__PAGE EXTRACT__

────

Mary’s best friend, Loretta Haggers (Mary Kay Place), a buxom blond with a heart of gold who aspires to become a country-western star, is paralyzed after a car accident involving a station wagon full of nuns. When Mary brings an ill neighbor a bowl of her chicken soup, the man, who has been washing his medicine down with whiskey, becomes sleepy and drowns in the soup while Mary and his wife chat. Through all of life’s crises, Mary frets over such domestic challenges as the possibility of waxy yellow buildup on her kitchen floor.

Frustrated and depressed, Mary is flattered by the attentions of Dennis Foley (Bruce Solomon), a local police sergeant who is madly in love with her. She skittishly resists his interest at first; when they finally begin an affair, he has a heart attack. In the first season’s finale, Mary has a nervous breakdown on a talk show on which she represents an average housewife.

Citing the strain of appearing in a daily television show, Lasser left the show during its second season. Her absence was explained by having her desert Tom and Heather to run off with Sergeant Foley. The show continued under the name Forever Fernwood, but without Mary the ratings declined and the series was cancelled six months after Lasser left.

────

__Records from a dataset__
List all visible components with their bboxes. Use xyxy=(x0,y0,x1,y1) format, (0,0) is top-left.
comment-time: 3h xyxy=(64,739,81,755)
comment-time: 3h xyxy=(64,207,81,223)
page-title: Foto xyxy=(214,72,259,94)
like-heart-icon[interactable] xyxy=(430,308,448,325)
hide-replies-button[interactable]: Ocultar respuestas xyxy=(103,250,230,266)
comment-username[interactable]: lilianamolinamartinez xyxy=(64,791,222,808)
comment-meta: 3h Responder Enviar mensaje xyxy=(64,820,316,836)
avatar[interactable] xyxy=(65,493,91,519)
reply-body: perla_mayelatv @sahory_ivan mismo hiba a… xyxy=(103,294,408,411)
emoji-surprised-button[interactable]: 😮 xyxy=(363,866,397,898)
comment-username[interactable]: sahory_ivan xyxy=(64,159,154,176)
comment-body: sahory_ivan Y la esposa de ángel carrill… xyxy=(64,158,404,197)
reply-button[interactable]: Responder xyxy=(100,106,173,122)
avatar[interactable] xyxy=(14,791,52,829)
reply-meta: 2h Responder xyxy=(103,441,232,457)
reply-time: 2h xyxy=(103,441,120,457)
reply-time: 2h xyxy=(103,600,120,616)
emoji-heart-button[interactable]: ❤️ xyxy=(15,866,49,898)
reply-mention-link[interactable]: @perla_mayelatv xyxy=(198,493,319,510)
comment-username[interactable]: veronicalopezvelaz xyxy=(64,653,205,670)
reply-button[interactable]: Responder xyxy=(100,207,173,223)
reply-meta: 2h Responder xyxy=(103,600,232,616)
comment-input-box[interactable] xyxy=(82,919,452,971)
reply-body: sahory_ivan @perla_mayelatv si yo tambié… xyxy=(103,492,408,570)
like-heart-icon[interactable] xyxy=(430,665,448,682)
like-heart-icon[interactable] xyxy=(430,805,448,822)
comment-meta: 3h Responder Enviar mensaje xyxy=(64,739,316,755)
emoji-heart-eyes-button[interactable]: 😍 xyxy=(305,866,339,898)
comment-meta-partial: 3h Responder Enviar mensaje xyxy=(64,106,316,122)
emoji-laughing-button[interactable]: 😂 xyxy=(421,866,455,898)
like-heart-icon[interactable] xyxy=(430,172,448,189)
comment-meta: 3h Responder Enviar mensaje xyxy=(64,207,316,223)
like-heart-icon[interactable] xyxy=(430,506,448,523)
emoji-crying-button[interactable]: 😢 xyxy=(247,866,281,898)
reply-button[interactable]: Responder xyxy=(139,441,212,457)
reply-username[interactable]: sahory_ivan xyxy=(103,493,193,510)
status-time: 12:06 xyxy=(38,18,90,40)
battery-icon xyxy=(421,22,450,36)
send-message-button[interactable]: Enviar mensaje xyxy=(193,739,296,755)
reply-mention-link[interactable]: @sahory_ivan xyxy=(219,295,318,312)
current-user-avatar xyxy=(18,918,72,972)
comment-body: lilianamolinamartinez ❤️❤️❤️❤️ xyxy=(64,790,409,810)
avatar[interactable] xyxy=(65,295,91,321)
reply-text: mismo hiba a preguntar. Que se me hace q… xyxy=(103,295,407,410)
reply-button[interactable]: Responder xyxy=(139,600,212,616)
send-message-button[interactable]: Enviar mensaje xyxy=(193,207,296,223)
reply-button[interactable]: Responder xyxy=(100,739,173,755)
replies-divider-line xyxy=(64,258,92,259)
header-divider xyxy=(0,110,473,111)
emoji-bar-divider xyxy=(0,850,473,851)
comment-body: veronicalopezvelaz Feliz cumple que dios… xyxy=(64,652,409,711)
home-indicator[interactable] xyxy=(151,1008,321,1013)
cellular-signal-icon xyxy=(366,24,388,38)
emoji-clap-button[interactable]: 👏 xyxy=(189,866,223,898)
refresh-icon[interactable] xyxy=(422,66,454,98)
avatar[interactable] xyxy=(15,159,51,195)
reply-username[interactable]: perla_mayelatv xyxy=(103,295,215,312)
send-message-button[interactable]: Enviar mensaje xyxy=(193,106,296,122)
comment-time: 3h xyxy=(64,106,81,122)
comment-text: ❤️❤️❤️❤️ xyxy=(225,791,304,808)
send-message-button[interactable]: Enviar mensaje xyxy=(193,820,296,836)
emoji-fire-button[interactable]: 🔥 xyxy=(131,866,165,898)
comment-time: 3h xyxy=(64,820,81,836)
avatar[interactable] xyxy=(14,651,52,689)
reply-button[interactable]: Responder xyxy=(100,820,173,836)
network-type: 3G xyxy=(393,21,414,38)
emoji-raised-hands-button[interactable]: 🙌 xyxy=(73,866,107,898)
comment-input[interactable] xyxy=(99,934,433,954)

────

__REQUIREMENT 1__
According to the TV series passage, under what name did the show continue after Lasser left?
__REQUIREMENT 2__
Echo the TV series passage word for word, starting at "Mary’s best friend, Loretta" and ending at "her kitchen floor.".
__REQUIREMENT 3__
Carry on the TV series passage from its final sentence.

__WRITTEN ANSWER 1__
Forever Fernwood

__WRITTEN ANSWER 2__
Mary’s best friend, Loretta Haggers (Mary Kay Place), a buxom blond with a heart of gold who aspires to become a country-western star, is paralyzed after a car accident involving a station wagon full of nuns. When Mary brings an ill neighbor a bowl of her chicken soup, the man, who has been washing his medicine down with whiskey, becomes sleepy and drowns in the soup while Mary and his wife chat. Through all of life’s crises, Mary frets over such domestic challenges as the possibility of waxy yellow buildup on her kitchen floor.

__WRITTEN ANSWER 3__
Impact

Mary Hartman, Mary Hartman was a darkly comic parody of soap operas and consumerism. The show’s lead character was a constant viewer of such fictional shows as Tears of Our Years, and her life was guided by advertising slogans. Unlike in typical soap operas, the characters were lower-middle-class factory workers and aproned housewives. Heather was unlike the perky but mischievous children usually seen on television, and Cathy’s open promiscuity was daring for television in the 1970’s.

Bibliography

Marc, David. Comic Visions: Television Comedy and American Culture. 2d ed. Malden, Mass.: Blackwell, 1997.

Marc, David, and Robert J. Thompson. Prime Time, Prime Movers: From “I Love Lucy” to “L.A. Law”—America’s Greatest TV Shows and the People Who Created Them. Boston: Little, Brown, 1992.

Ozersky, Josh, et al. Archie Bunker’s America: TV in an Era of Change, 1968-1978. Carbondale: Southern Illinois University Press, 2003.